_Aim of the task_. Report only how many lines of the entries below contain the string "image".

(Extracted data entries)
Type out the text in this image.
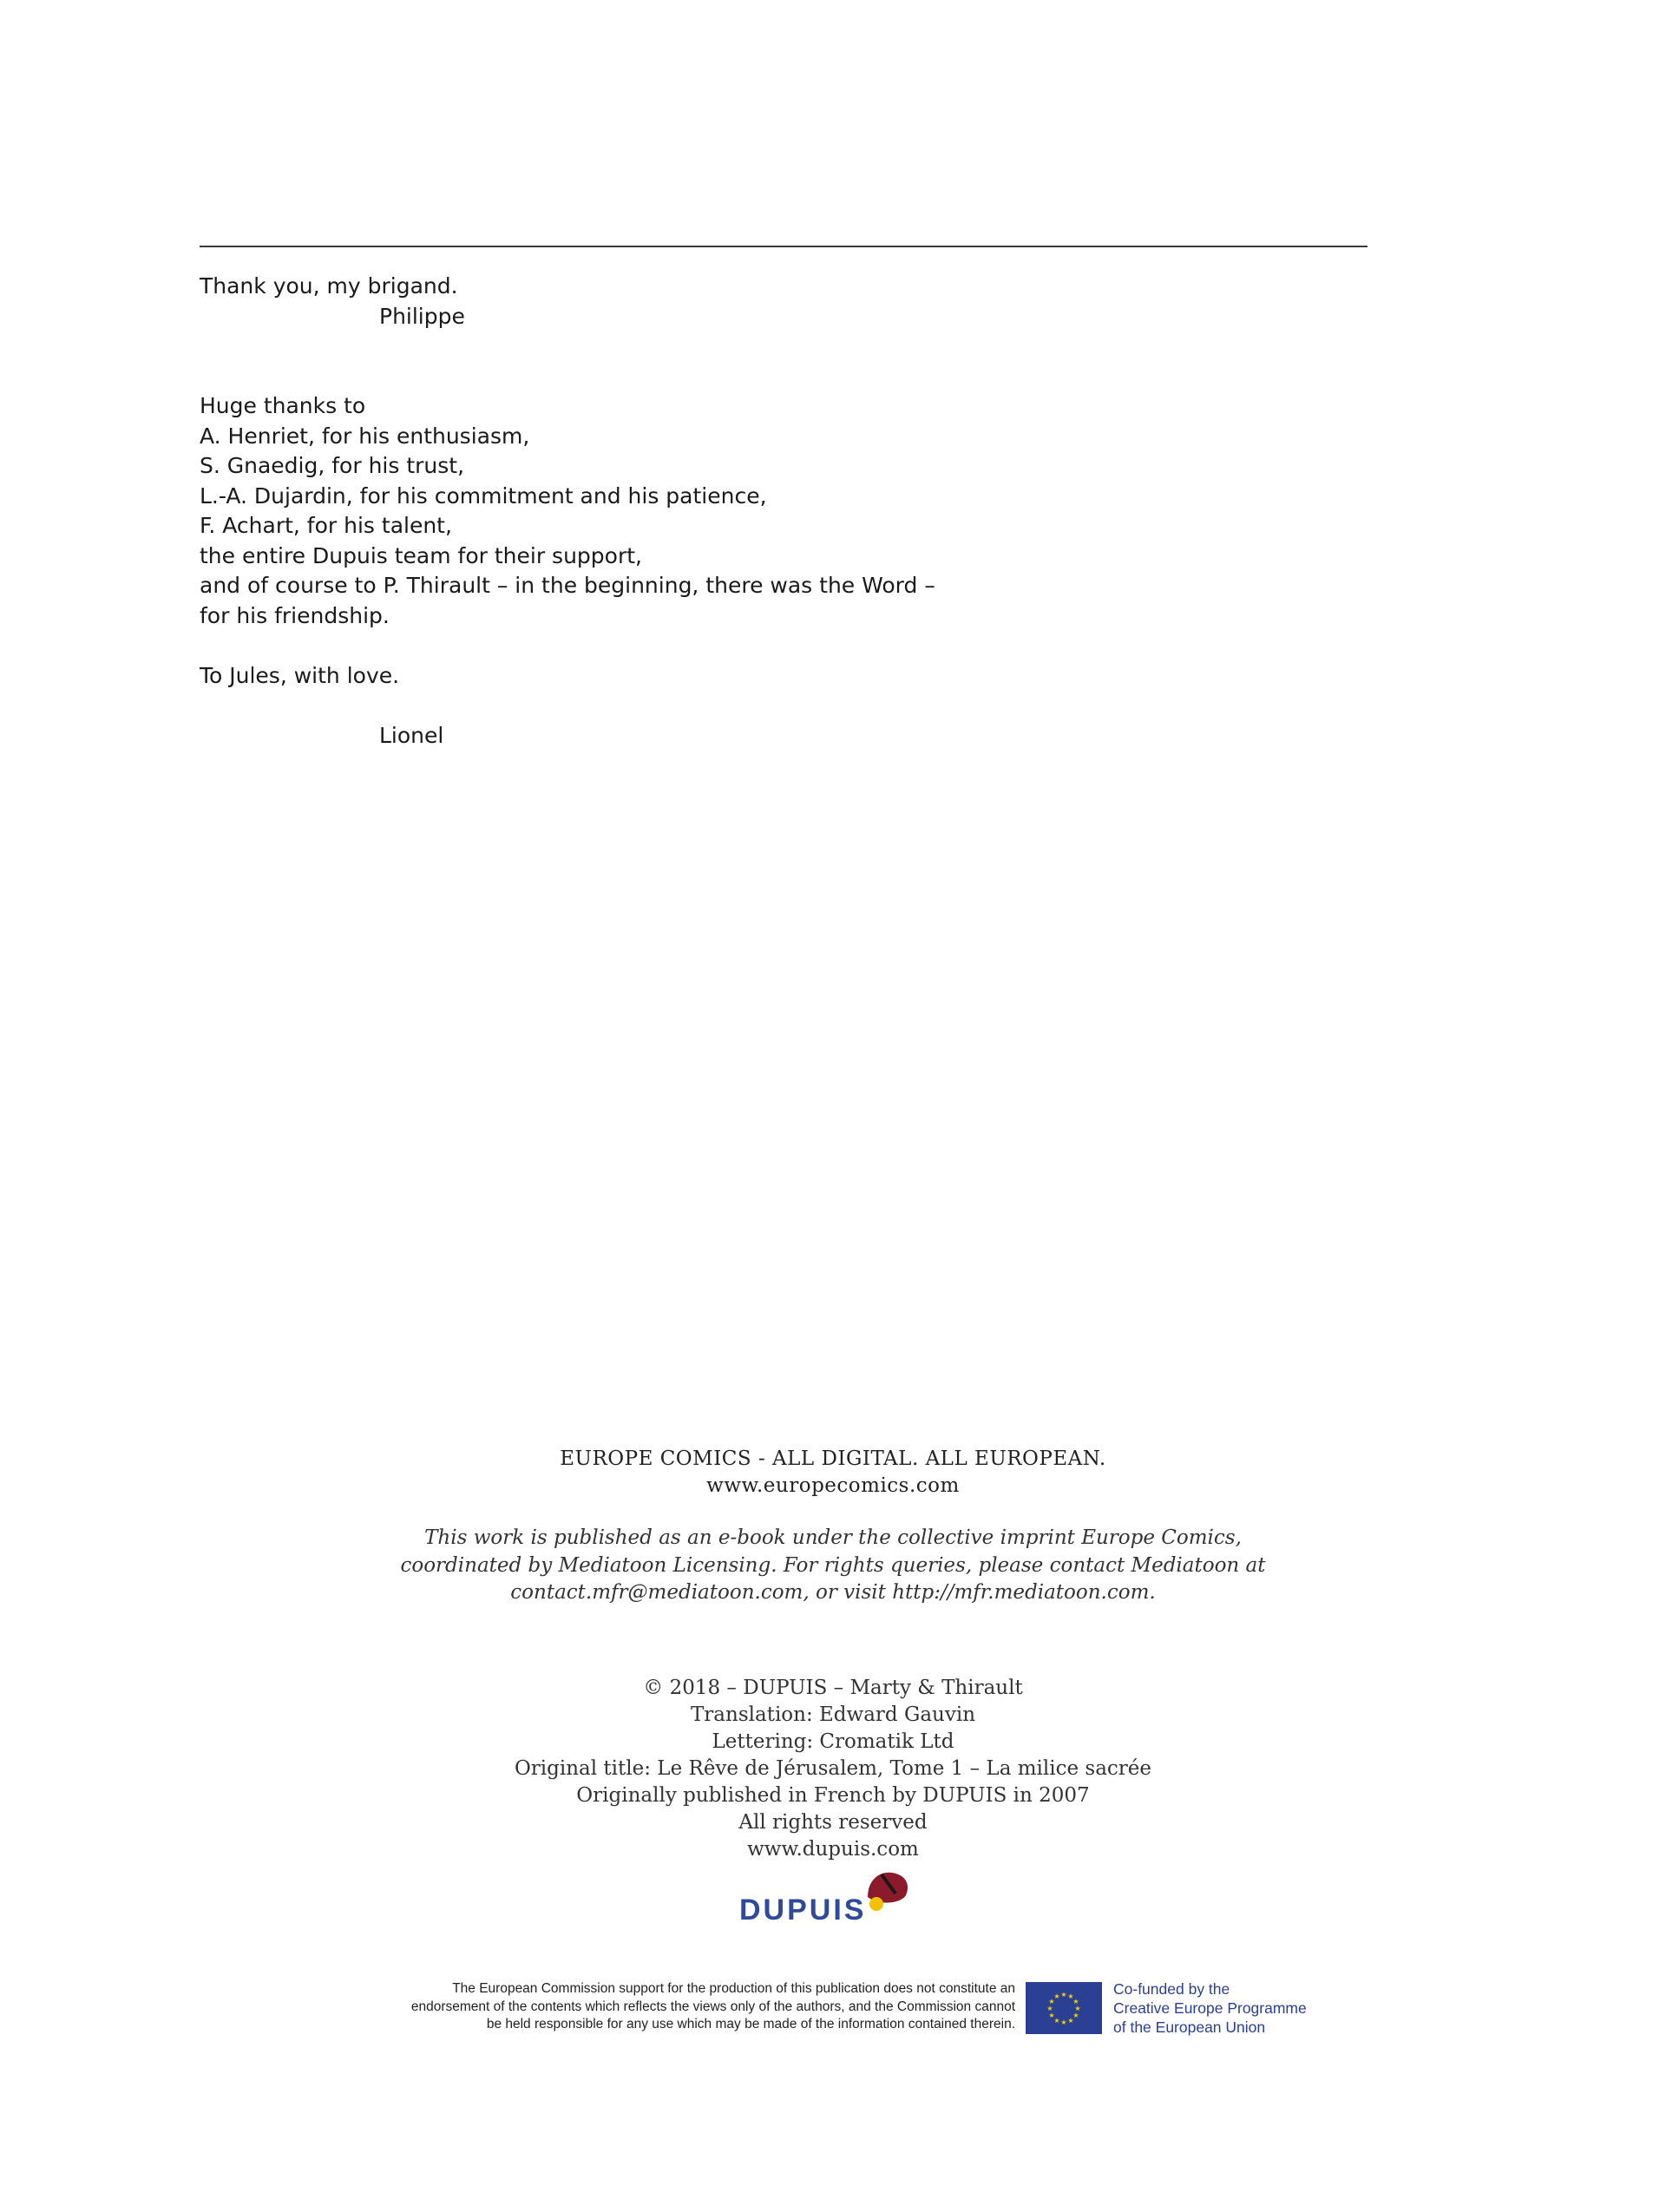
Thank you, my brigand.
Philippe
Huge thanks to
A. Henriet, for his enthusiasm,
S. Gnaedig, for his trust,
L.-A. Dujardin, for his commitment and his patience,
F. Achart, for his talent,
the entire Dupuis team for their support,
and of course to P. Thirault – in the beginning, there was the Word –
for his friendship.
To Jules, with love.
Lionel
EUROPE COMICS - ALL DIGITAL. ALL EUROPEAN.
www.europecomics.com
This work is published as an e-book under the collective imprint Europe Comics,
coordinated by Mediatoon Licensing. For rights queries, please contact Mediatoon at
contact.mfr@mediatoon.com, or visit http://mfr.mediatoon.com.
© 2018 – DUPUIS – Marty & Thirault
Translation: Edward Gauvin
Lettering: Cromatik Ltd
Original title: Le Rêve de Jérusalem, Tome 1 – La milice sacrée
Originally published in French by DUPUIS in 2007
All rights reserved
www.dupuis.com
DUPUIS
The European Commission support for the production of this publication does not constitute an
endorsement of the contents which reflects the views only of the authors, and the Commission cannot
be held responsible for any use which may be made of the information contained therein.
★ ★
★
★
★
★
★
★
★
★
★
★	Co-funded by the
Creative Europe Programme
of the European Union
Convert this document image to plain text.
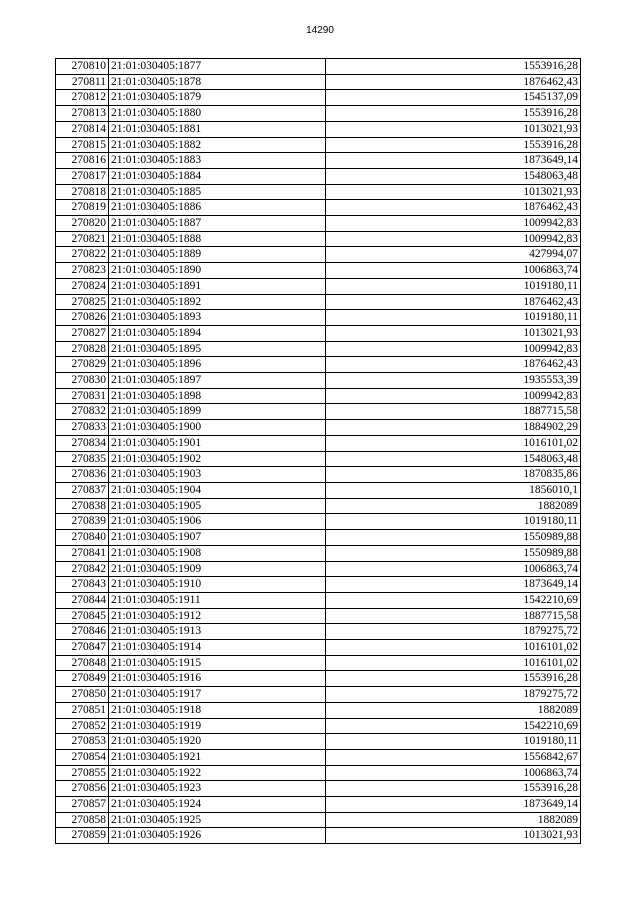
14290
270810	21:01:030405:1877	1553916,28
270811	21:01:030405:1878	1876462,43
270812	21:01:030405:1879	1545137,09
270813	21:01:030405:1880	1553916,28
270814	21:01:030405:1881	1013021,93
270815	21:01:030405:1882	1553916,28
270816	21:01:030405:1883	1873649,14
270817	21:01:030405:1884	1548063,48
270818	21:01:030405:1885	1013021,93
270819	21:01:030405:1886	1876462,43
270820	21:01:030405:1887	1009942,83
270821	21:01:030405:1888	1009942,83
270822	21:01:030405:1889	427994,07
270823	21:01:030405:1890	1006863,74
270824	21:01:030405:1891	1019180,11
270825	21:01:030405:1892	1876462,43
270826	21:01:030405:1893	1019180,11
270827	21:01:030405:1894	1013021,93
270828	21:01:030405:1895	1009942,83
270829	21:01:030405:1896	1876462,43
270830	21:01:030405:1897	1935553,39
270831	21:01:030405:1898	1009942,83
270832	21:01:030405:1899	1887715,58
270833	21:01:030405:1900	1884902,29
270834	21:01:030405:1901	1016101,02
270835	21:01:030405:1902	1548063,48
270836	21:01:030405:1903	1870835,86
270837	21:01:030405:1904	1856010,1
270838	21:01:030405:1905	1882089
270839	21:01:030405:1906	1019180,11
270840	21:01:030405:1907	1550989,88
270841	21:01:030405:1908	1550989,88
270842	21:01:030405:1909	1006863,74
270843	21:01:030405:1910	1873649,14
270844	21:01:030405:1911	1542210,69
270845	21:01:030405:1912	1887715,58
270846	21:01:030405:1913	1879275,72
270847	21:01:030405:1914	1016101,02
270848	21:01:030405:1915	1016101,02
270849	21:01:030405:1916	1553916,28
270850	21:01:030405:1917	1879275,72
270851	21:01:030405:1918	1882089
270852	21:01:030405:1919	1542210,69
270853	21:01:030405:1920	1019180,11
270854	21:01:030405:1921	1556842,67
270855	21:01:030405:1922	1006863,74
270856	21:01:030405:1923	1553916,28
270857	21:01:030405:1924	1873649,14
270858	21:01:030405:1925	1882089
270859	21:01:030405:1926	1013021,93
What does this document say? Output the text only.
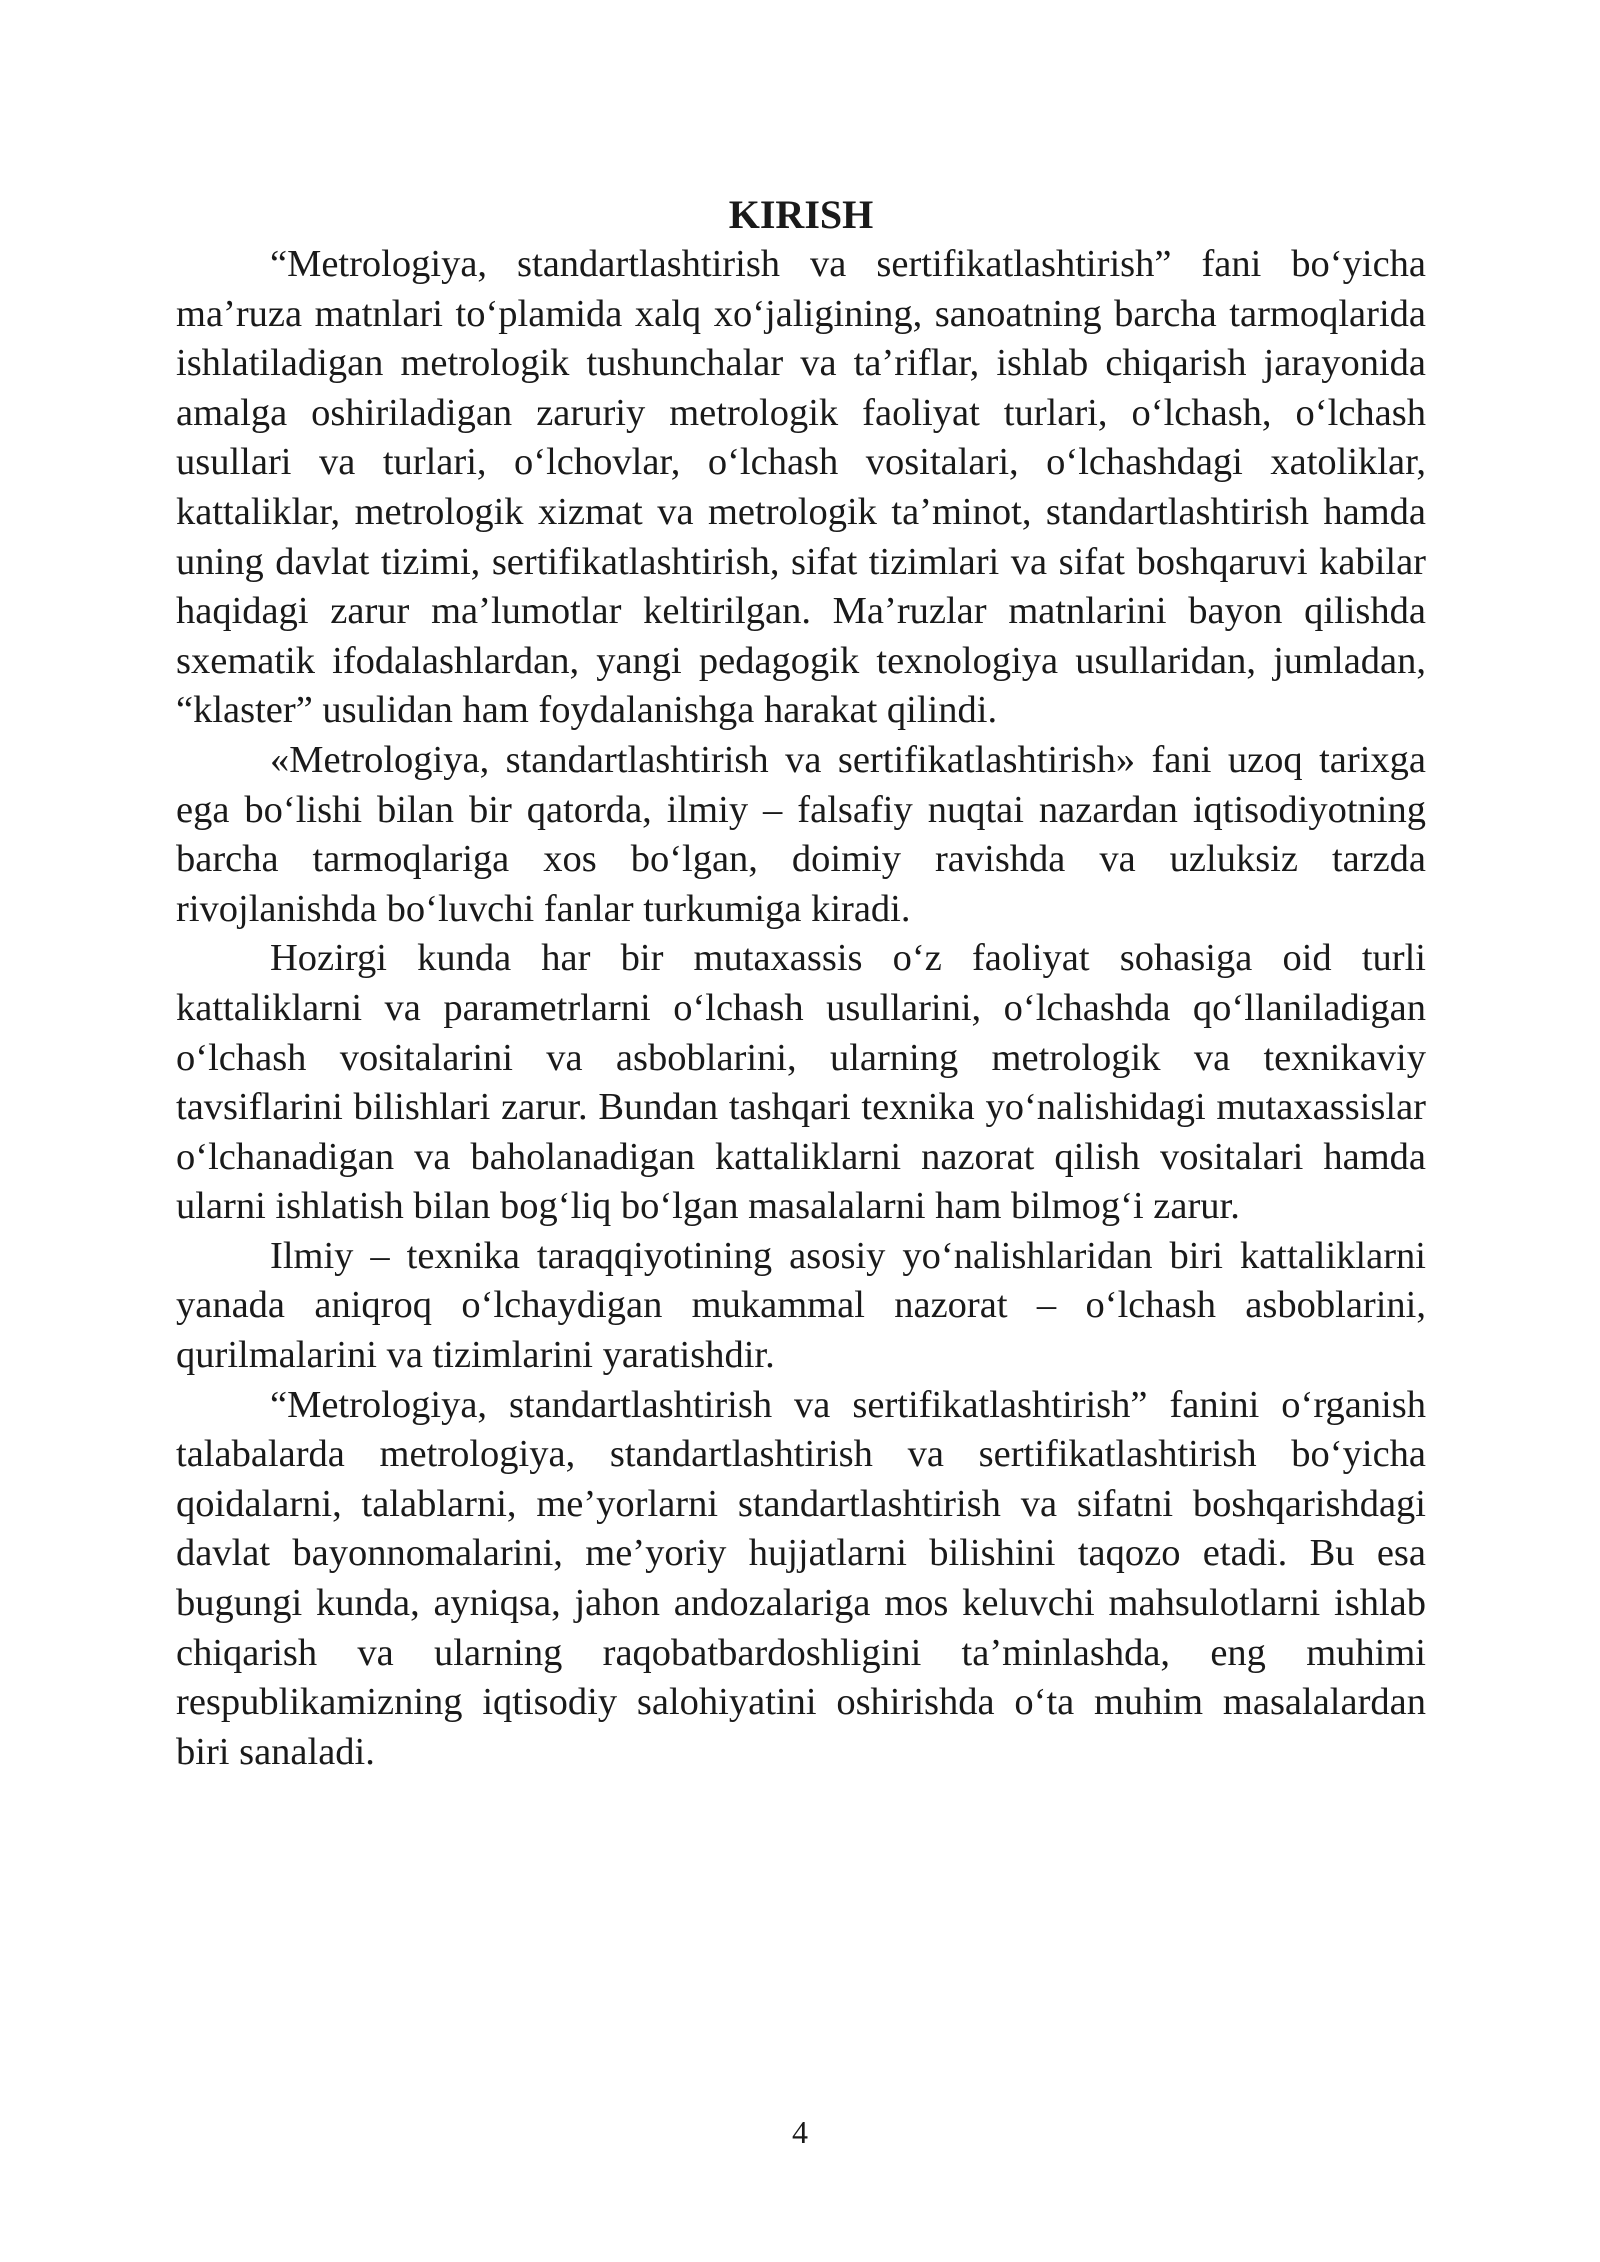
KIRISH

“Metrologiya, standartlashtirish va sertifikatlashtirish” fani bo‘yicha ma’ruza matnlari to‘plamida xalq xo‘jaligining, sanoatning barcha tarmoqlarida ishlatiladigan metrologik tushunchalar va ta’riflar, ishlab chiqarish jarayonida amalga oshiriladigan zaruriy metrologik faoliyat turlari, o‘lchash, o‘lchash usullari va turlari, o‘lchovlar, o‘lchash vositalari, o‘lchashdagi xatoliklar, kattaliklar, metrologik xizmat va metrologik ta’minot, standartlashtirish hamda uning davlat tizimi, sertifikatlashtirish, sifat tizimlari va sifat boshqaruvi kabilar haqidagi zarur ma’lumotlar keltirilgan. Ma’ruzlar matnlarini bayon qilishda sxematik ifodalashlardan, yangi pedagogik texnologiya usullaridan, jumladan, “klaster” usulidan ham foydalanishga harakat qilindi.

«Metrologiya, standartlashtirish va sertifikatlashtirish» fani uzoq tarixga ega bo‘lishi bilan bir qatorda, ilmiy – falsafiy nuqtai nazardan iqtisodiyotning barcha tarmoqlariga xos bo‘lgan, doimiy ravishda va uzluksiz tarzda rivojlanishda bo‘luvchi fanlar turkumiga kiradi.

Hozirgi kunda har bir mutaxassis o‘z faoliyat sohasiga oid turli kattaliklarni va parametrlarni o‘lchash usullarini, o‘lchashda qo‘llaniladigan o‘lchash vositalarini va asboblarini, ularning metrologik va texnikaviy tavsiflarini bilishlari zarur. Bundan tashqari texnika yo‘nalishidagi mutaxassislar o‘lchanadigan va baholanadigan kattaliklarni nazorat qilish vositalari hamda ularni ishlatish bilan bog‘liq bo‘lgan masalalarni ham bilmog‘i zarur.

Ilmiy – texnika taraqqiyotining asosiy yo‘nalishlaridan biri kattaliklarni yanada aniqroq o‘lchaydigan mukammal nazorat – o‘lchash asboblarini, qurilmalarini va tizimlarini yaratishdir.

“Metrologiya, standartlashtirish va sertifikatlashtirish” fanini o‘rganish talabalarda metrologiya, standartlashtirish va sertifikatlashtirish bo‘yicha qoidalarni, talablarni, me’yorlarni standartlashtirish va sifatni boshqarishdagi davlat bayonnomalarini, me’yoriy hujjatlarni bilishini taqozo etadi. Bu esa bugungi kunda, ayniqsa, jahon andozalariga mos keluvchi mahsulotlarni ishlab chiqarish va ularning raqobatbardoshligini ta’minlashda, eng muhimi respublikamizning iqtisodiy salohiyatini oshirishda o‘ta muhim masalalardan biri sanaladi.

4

_Correct output_. 2